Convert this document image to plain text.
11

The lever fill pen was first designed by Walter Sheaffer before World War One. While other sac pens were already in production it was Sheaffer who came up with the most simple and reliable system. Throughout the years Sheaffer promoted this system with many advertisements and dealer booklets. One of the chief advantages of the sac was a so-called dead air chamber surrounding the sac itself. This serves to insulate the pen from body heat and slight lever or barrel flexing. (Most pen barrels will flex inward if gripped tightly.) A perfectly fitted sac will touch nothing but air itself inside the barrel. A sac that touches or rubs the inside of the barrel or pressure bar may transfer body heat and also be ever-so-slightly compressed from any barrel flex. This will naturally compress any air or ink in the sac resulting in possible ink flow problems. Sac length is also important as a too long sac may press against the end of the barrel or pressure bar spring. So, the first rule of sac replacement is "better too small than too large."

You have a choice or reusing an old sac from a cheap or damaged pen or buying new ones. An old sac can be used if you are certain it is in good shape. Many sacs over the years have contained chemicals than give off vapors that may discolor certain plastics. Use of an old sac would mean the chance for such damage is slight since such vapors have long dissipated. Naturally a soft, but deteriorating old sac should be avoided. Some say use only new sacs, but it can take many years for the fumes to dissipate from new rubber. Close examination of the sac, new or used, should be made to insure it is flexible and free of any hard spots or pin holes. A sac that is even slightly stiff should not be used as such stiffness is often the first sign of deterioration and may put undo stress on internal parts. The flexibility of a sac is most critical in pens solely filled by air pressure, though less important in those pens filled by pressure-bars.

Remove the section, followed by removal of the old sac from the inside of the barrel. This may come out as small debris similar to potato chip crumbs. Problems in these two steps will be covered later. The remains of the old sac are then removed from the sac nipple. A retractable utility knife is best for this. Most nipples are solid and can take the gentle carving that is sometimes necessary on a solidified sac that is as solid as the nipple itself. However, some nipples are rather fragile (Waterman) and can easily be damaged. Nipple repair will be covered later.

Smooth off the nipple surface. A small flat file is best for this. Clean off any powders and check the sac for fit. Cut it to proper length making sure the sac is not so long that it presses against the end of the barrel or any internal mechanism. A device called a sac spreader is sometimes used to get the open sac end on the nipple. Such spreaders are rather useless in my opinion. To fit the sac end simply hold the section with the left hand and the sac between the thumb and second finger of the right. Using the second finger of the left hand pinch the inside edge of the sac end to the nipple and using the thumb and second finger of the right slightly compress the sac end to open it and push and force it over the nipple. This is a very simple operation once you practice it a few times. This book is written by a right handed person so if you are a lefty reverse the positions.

**STATED TASK**
Please restate the data word for word, every record included.

**WRITTEN ANSWER**
Convert this document image to plain text.
11

The lever fill pen was first designed by Walter Sheaffer before World War One. While other sac pens were already in production it was Sheaffer who came up with the most simple and reliable system. Throughout the years Sheaffer promoted this system with many advertisements and dealer booklets. One of the chief advantages of the sac was a so-called dead air chamber surrounding the sac itself. This serves to insulate the pen from body heat and slight lever or barrel flexing. (Most pen barrels will flex inward if gripped tightly.) A perfectly fitted sac will touch nothing but air itself inside the barrel. A sac that touches or rubs the inside of the barrel or pressure bar may transfer body heat and also be ever-so-slightly compressed from any barrel flex. This will naturally compress any air or ink in the sac resulting in possible ink flow problems. Sac length is also important as a too long sac may press against the end of the barrel or pressure bar spring. So, the first rule of sac replacement is "better too small than too large."

You have a choice or reusing an old sac from a cheap or damaged pen or buying new ones. An old sac can be used if you are certain it is in good shape. Many sacs over the years have contained chemicals than give off vapors that may discolor certain plastics. Use of an old sac would mean the chance for such damage is slight since such vapors have long dissipated. Naturally a soft, but deteriorating old sac should be avoided. Some say use only new sacs, but it can take many years for the fumes to dissipate from new rubber. Close examination of the sac, new or used, should be made to insure it is flexible and free of any hard spots or pin holes. A sac that is even slightly stiff should not be used as such stiffness is often the first sign of deterioration and may put undo stress on internal parts. The flexibility of a sac is most critical in pens solely filled by air pressure, though less important in those pens filled by pressure-bars.

Remove the section, followed by removal of the old sac from the inside of the barrel. This may come out as small debris similar to potato chip crumbs. Problems in these two steps will be covered later. The remains of the old sac are then removed from the sac nipple. A retractable utility knife is best for this. Most nipples are solid and can take the gentle carving that is sometimes necessary on a solidified sac that is as solid as the nipple itself. However, some nipples are rather fragile (Waterman) and can easily be damaged. Nipple repair will be covered later.

Smooth off the nipple surface. A small flat file is best for this. Clean off any powders and check the sac for fit. Cut it to proper length making sure the sac is not so long that it presses against the end of the barrel or any internal mechanism. A device called a sac spreader is sometimes used to get the open sac end on the nipple. Such spreaders are rather useless in my opinion. To fit the sac end simply hold the section with the left hand and the sac between the thumb and second finger of the right. Using the second finger of the left hand pinch the inside edge of the sac end to the nipple and using the thumb and second finger of the right slightly compress the sac end to open it and push and force it over the nipple. This is a very simple operation once you practice it a few times. This book is written by a right handed person so if you are a lefty reverse the positions.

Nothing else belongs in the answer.